__PROVIDED RECORDS__:
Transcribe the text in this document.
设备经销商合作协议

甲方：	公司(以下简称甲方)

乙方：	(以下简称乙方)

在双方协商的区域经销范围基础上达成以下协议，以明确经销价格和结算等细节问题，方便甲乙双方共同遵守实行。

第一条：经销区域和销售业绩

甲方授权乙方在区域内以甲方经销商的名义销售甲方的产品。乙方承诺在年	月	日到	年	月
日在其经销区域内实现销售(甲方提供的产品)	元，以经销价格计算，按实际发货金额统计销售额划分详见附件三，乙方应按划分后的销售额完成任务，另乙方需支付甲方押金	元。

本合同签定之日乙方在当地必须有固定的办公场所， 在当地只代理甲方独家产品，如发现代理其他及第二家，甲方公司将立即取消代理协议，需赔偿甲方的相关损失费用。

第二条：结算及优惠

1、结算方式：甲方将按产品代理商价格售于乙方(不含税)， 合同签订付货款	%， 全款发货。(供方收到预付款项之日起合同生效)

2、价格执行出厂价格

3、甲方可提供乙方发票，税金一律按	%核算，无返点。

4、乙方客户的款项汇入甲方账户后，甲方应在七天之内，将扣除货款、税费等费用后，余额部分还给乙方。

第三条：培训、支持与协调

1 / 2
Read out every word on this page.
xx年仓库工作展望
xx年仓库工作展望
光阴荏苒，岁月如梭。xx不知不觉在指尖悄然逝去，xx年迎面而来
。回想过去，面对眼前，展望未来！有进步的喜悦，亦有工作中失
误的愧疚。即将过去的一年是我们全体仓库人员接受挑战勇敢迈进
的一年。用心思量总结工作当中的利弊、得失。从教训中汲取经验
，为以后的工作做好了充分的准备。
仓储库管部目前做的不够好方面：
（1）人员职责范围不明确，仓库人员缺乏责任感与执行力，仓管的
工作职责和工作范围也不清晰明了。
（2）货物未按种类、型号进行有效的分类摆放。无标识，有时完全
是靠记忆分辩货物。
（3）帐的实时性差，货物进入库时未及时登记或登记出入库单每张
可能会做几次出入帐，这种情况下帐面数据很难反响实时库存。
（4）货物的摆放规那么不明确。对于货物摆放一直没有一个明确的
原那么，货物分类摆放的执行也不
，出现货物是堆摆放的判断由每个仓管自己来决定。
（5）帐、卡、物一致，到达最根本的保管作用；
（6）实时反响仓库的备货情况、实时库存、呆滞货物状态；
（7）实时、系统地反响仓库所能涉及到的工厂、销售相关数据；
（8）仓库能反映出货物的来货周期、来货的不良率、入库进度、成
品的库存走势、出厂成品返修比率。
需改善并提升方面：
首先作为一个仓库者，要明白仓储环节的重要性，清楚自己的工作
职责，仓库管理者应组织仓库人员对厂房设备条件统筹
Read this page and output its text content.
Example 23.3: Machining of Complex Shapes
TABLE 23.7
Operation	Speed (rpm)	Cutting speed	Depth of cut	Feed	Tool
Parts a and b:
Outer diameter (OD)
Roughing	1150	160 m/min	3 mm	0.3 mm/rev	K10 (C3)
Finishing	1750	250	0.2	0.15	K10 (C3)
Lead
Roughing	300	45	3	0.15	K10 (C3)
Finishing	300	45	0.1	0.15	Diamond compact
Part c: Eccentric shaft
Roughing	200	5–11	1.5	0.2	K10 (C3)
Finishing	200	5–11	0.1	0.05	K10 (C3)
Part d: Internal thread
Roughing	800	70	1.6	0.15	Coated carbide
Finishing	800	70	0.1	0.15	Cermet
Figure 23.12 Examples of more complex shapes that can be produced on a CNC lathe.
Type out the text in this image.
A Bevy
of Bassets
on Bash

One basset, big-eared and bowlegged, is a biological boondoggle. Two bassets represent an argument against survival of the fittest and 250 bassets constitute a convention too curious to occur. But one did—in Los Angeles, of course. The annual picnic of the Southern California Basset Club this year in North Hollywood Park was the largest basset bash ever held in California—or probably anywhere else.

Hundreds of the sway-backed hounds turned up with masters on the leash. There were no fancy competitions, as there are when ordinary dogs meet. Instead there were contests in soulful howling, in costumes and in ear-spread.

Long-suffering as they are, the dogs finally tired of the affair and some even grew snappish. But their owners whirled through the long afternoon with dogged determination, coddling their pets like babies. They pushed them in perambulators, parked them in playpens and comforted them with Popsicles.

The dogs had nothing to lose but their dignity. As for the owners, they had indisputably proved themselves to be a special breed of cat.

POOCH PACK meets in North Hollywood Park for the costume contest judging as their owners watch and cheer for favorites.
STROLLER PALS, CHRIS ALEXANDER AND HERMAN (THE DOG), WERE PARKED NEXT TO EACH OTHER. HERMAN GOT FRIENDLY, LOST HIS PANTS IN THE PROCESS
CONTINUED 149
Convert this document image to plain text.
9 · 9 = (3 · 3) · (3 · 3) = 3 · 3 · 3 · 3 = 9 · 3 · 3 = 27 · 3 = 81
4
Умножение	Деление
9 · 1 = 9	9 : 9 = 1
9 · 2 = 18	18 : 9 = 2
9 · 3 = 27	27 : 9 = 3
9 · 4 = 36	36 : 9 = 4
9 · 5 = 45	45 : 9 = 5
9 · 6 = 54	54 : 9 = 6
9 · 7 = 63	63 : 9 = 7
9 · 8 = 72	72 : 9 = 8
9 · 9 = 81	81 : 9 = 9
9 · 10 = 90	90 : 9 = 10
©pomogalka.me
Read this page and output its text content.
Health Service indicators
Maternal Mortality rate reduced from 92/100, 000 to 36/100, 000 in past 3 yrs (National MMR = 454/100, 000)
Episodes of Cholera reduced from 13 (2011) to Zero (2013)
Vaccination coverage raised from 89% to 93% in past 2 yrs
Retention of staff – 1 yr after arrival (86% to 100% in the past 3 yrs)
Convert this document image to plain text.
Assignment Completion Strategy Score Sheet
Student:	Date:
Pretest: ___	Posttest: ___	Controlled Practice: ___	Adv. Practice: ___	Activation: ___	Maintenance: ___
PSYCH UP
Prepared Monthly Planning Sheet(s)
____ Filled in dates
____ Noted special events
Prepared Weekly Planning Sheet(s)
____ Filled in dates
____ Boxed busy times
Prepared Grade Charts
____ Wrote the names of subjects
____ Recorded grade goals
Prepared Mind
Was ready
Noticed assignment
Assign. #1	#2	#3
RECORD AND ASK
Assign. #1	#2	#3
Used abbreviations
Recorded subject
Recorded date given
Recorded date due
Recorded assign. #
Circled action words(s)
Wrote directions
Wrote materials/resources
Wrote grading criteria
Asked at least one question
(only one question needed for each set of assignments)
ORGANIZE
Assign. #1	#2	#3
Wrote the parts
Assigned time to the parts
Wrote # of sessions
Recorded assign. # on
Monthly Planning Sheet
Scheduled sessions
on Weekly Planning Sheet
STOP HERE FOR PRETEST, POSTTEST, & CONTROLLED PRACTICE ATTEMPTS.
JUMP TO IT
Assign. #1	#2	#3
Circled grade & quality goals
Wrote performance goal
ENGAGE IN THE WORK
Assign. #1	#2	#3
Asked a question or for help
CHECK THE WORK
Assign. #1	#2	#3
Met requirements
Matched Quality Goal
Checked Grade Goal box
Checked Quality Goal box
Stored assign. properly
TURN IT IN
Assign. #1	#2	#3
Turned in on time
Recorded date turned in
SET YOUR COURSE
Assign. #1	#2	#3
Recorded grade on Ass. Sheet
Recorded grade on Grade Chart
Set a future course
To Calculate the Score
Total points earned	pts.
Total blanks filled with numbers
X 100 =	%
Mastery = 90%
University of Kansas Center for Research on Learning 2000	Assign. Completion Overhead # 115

__SET TASK__: Above are some records; repeat all of them exactly.

__RESPONSE BELOW__:
Transcribe the text in this document.
设备经销商合作协议

甲方：	公司(以下简称甲方)

乙方：	(以下简称乙方)

在双方协商的区域经销范围基础上达成以下协议，以明确经销价格和结算等细节问题，方便甲乙双方共同遵守实行。

第一条：经销区域和销售业绩

甲方授权乙方在区域内以甲方经销商的名义销售甲方的产品。乙方承诺在年	月	日到	年	月
日在其经销区域内实现销售(甲方提供的产品)	元，以经销价格计算，按实际发货金额统计销售额划分详见附件三，乙方应按划分后的销售额完成任务，另乙方需支付甲方押金	元。

本合同签定之日乙方在当地必须有固定的办公场所， 在当地只代理甲方独家产品，如发现代理其他及第二家，甲方公司将立即取消代理协议，需赔偿甲方的相关损失费用。

第二条：结算及优惠

1、结算方式：甲方将按产品代理商价格售于乙方(不含税)， 合同签订付货款	%， 全款发货。(供方收到预付款项之日起合同生效)

2、价格执行出厂价格

3、甲方可提供乙方发票，税金一律按	%核算，无返点。

4、乙方客户的款项汇入甲方账户后，甲方应在七天之内，将扣除货款、税费等费用后，余额部分还给乙方。

第三条：培训、支持与协调

1 / 2
Read out every word on this page.
xx年仓库工作展望
xx年仓库工作展望
光阴荏苒，岁月如梭。xx不知不觉在指尖悄然逝去，xx年迎面而来
。回想过去，面对眼前，展望未来！有进步的喜悦，亦有工作中失
误的愧疚。即将过去的一年是我们全体仓库人员接受挑战勇敢迈进
的一年。用心思量总结工作当中的利弊、得失。从教训中汲取经验
，为以后的工作做好了充分的准备。
仓储库管部目前做的不够好方面：
（1）人员职责范围不明确，仓库人员缺乏责任感与执行力，仓管的
工作职责和工作范围也不清晰明了。
（2）货物未按种类、型号进行有效的分类摆放。无标识，有时完全
是靠记忆分辩货物。
（3）帐的实时性差，货物进入库时未及时登记或登记出入库单每张
可能会做几次出入帐，这种情况下帐面数据很难反响实时库存。
（4）货物的摆放规那么不明确。对于货物摆放一直没有一个明确的
原那么，货物分类摆放的执行也不
，出现货物是堆摆放的判断由每个仓管自己来决定。
（5）帐、卡、物一致，到达最根本的保管作用；
（6）实时反响仓库的备货情况、实时库存、呆滞货物状态；
（7）实时、系统地反响仓库所能涉及到的工厂、销售相关数据；
（8）仓库能反映出货物的来货周期、来货的不良率、入库进度、成
品的库存走势、出厂成品返修比率。
需改善并提升方面：
首先作为一个仓库者，要明白仓储环节的重要性，清楚自己的工作
职责，仓库管理者应组织仓库人员对厂房设备条件统筹
Read this page and output its text content.
Example 23.3: Machining of Complex Shapes
TABLE 23.7
Operation	Speed (rpm)	Cutting speed	Depth of cut	Feed	Tool
Parts a and b:
Outer diameter (OD)
Roughing	1150	160 m/min	3 mm	0.3 mm/rev	K10 (C3)
Finishing	1750	250	0.2	0.15	K10 (C3)
Lead
Roughing	300	45	3	0.15	K10 (C3)
Finishing	300	45	0.1	0.15	Diamond compact
Part c: Eccentric shaft
Roughing	200	5–11	1.5	0.2	K10 (C3)
Finishing	200	5–11	0.1	0.05	K10 (C3)
Part d: Internal thread
Roughing	800	70	1.6	0.15	Coated carbide
Finishing	800	70	0.1	0.15	Cermet
Figure 23.12 Examples of more complex shapes that can be produced on a CNC lathe.
Type out the text in this image.
A Bevy
of Bassets
on Bash

One basset, big-eared and bowlegged, is a biological boondoggle. Two bassets represent an argument against survival of the fittest and 250 bassets constitute a convention too curious to occur. But one did—in Los Angeles, of course. The annual picnic of the Southern California Basset Club this year in North Hollywood Park was the largest basset bash ever held in California—or probably anywhere else.

Hundreds of the sway-backed hounds turned up with masters on the leash. There were no fancy competitions, as there are when ordinary dogs meet. Instead there were contests in soulful howling, in costumes and in ear-spread.

Long-suffering as they are, the dogs finally tired of the affair and some even grew snappish. But their owners whirled through the long afternoon with dogged determination, coddling their pets like babies. They pushed them in perambulators, parked them in playpens and comforted them with Popsicles.

The dogs had nothing to lose but their dignity. As for the owners, they had indisputably proved themselves to be a special breed of cat.

POOCH PACK meets in North Hollywood Park for the costume contest judging as their owners watch and cheer for favorites.
STROLLER PALS, CHRIS ALEXANDER AND HERMAN (THE DOG), WERE PARKED NEXT TO EACH OTHER. HERMAN GOT FRIENDLY, LOST HIS PANTS IN THE PROCESS
CONTINUED 149
Convert this document image to plain text.
9 · 9 = (3 · 3) · (3 · 3) = 3 · 3 · 3 · 3 = 9 · 3 · 3 = 27 · 3 = 81
4
Умножение	Деление
9 · 1 = 9	9 : 9 = 1
9 · 2 = 18	18 : 9 = 2
9 · 3 = 27	27 : 9 = 3
9 · 4 = 36	36 : 9 = 4
9 · 5 = 45	45 : 9 = 5
9 · 6 = 54	54 : 9 = 6
9 · 7 = 63	63 : 9 = 7
9 · 8 = 72	72 : 9 = 8
9 · 9 = 81	81 : 9 = 9
9 · 10 = 90	90 : 9 = 10
©pomogalka.me
Read this page and output its text content.
Health Service indicators
Maternal Mortality rate reduced from 92/100, 000 to 36/100, 000 in past 3 yrs (National MMR = 454/100, 000)
Episodes of Cholera reduced from 13 (2011) to Zero (2013)
Vaccination coverage raised from 89% to 93% in past 2 yrs
Retention of staff – 1 yr after arrival (86% to 100% in the past 3 yrs)
Convert this document image to plain text.
Assignment Completion Strategy Score Sheet
Student:	Date:
Pretest: ___	Posttest: ___	Controlled Practice: ___	Adv. Practice: ___	Activation: ___	Maintenance: ___
PSYCH UP
Prepared Monthly Planning Sheet(s)
____ Filled in dates
____ Noted special events
Prepared Weekly Planning Sheet(s)
____ Filled in dates
____ Boxed busy times
Prepared Grade Charts
____ Wrote the names of subjects
____ Recorded grade goals
Prepared Mind
Was ready
Noticed assignment
Assign. #1	#2	#3
RECORD AND ASK
Assign. #1	#2	#3
Used abbreviations
Recorded subject
Recorded date given
Recorded date due
Recorded assign. #
Circled action words(s)
Wrote directions
Wrote materials/resources
Wrote grading criteria
Asked at least one question
(only one question needed for each set of assignments)
ORGANIZE
Assign. #1	#2	#3
Wrote the parts
Assigned time to the parts
Wrote # of sessions
Recorded assign. # on
Monthly Planning Sheet
Scheduled sessions
on Weekly Planning Sheet
STOP HERE FOR PRETEST, POSTTEST, & CONTROLLED PRACTICE ATTEMPTS.
JUMP TO IT
Assign. #1	#2	#3
Circled grade & quality goals
Wrote performance goal
ENGAGE IN THE WORK
Assign. #1	#2	#3
Asked a question or for help
CHECK THE WORK
Assign. #1	#2	#3
Met requirements
Matched Quality Goal
Checked Grade Goal box
Checked Quality Goal box
Stored assign. properly
TURN IT IN
Assign. #1	#2	#3
Turned in on time
Recorded date turned in
SET YOUR COURSE
Assign. #1	#2	#3
Recorded grade on Ass. Sheet
Recorded grade on Grade Chart
Set a future course
To Calculate the Score
Total points earned	pts.
Total blanks filled with numbers
X 100 =	%
Mastery = 90%
University of Kansas Center for Research on Learning 2000	Assign. Completion Overhead # 115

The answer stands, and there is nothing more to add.